In the listing below, locate the lines that hold "Group" and copy them.
— START Data extract —
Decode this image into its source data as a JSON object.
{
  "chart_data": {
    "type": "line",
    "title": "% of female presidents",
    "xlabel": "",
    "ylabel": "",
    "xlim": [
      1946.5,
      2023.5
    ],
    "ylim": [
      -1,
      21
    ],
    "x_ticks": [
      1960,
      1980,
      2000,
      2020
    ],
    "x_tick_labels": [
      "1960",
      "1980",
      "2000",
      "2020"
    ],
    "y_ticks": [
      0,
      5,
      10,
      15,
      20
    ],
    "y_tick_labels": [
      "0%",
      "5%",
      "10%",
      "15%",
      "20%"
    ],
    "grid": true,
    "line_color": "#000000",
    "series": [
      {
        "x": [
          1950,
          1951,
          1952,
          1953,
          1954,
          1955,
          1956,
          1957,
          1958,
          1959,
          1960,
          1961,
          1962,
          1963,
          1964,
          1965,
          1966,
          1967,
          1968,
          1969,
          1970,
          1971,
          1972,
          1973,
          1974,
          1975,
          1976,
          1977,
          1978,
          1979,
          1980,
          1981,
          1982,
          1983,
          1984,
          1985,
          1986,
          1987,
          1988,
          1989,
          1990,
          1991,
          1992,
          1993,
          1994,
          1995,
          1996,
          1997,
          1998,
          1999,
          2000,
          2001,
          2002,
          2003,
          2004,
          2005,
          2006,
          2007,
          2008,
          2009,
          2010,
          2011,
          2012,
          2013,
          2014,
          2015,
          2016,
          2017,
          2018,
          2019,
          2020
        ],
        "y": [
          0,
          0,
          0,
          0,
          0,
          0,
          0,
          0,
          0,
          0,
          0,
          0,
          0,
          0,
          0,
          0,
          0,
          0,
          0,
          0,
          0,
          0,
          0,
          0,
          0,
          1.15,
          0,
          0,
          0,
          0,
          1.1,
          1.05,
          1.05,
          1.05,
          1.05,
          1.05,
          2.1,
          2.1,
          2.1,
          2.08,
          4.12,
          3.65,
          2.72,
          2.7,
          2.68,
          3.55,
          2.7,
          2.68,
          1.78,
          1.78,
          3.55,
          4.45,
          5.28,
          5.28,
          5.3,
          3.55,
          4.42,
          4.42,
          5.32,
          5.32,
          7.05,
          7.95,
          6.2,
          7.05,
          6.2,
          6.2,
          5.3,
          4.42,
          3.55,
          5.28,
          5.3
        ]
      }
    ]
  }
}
— END Data extract —
— START Data extract —
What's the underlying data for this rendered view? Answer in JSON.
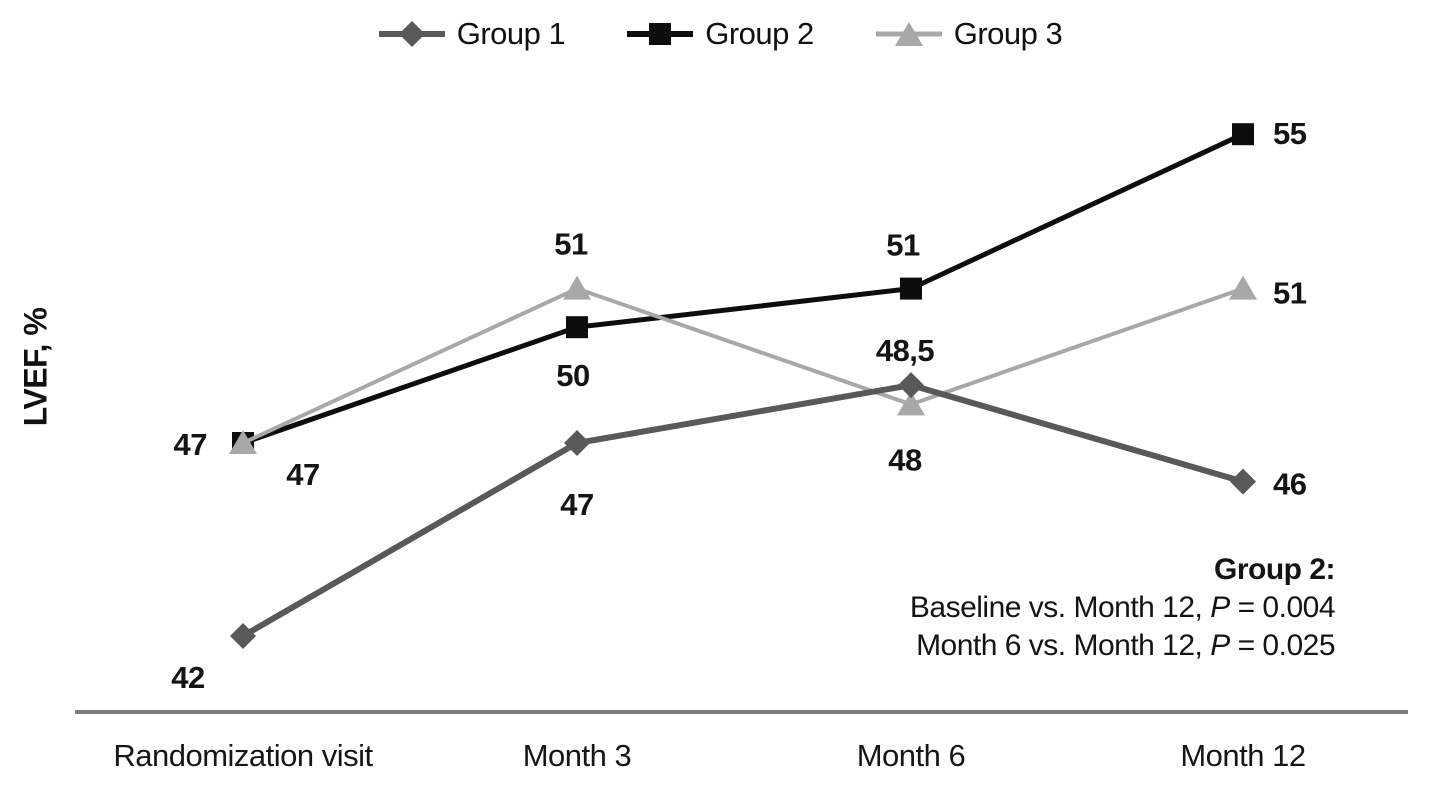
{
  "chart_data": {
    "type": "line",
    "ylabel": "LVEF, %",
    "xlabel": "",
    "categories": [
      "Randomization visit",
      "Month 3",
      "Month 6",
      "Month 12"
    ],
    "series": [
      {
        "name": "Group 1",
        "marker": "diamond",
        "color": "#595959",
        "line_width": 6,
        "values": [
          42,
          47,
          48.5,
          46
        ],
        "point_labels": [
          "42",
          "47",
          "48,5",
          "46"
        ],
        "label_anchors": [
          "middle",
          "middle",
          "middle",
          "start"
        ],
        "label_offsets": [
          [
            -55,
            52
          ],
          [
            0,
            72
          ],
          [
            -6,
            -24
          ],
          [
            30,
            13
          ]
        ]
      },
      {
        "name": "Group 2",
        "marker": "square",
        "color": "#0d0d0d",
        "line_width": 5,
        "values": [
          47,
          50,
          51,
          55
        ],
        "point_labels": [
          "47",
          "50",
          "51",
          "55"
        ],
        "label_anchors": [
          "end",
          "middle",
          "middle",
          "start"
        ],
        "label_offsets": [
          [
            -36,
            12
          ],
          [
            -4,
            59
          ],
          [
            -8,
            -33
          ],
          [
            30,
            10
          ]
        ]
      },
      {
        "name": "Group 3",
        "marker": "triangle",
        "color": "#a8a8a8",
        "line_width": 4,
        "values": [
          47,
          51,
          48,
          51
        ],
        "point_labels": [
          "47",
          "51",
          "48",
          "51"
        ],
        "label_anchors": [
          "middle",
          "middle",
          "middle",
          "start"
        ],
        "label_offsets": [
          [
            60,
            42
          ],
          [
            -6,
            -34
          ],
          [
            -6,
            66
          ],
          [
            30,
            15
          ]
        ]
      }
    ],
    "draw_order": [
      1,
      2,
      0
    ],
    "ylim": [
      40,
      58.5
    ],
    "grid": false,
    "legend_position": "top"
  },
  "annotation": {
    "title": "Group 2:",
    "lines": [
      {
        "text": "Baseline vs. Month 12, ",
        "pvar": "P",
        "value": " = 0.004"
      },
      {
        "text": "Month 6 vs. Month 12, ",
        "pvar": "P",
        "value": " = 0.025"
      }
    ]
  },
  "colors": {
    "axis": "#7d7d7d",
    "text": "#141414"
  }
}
— END Data extract —
*Result for this exercise*.
        "name": "Group 1",
        "name": "Group 2",
        "name": "Group 3",
    "title": "Group 2:",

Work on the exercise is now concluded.